Provided information:
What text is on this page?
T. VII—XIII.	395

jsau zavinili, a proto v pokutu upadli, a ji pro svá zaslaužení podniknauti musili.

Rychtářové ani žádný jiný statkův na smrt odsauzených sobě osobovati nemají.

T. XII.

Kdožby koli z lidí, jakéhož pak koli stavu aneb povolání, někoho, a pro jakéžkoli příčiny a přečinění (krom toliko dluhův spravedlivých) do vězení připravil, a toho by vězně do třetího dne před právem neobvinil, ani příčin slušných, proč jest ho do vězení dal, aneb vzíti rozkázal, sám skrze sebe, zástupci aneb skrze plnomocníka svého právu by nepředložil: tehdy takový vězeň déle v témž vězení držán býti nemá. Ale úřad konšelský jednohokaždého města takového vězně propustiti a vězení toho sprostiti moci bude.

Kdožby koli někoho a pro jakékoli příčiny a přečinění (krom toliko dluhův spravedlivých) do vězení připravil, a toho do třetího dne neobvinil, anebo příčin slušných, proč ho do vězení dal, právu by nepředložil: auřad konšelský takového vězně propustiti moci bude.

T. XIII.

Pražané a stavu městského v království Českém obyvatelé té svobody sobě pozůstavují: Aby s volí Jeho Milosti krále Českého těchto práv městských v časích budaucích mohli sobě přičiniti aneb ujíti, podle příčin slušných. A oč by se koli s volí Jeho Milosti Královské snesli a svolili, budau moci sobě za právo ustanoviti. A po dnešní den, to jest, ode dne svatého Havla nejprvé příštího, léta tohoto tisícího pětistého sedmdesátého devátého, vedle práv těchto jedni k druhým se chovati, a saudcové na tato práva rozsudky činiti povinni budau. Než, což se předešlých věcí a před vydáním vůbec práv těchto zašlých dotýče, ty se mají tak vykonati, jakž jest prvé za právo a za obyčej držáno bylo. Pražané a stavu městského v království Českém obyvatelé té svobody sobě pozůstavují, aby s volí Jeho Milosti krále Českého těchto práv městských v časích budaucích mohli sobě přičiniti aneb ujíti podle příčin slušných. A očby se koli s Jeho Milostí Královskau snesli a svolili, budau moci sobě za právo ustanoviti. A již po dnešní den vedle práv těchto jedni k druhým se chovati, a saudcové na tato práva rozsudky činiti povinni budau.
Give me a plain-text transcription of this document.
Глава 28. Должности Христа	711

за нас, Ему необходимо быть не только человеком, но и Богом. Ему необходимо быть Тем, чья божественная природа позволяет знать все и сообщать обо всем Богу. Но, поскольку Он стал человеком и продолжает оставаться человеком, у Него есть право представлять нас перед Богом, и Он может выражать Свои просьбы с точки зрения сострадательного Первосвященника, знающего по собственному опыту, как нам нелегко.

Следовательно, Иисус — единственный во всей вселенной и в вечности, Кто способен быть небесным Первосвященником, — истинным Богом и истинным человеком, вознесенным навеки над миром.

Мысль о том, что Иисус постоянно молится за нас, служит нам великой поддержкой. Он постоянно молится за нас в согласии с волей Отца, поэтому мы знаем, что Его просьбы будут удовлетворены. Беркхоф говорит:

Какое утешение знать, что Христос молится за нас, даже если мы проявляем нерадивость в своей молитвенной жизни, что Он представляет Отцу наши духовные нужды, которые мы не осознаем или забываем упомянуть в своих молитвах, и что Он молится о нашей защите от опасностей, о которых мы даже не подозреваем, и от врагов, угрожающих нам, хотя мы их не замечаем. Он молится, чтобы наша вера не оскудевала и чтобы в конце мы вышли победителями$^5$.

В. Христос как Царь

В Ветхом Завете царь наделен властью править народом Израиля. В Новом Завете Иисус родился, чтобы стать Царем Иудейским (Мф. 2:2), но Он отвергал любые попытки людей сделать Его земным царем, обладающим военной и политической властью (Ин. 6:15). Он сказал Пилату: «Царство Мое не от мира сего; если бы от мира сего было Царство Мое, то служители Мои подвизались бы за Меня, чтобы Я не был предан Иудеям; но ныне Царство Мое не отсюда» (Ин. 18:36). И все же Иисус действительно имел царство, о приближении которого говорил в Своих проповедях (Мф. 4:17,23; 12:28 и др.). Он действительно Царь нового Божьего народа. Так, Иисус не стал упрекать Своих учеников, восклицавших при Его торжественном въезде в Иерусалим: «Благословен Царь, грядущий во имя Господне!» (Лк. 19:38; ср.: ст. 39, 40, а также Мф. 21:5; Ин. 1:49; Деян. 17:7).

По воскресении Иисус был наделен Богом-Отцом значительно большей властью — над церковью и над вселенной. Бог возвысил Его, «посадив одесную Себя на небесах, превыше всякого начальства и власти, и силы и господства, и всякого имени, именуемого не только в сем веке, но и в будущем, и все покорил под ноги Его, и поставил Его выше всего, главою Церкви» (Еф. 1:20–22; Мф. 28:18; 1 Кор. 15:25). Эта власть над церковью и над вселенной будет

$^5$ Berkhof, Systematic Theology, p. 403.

What you have to do: Where a line of the material above holds the string "молится", copy that line.

Correct output:
Мысль о том, что Иисус постоянно молится за нас, служит нам великой поддержкой. Он постоянно молится за нас в согласии с волей Отца, поэтому мы знаем, что Его просьбы будут удовлетворены. Беркхоф говорит:
Какое утешение знать, что Христос молится за нас, даже если мы проявляем нерадивость в своей молитвенной жизни, что Он представляет Отцу наши духовные нужды, которые мы не осознаем или забываем упомянуть в своих молитвах, и что Он молится о нашей защите от опасностей, о которых мы даже не подозреваем, и от врагов, угрожающих нам, хотя мы их не замечаем. Он молится, чтобы наша вера не оскудевала и чтобы в конце мы вышли победителями$^5$.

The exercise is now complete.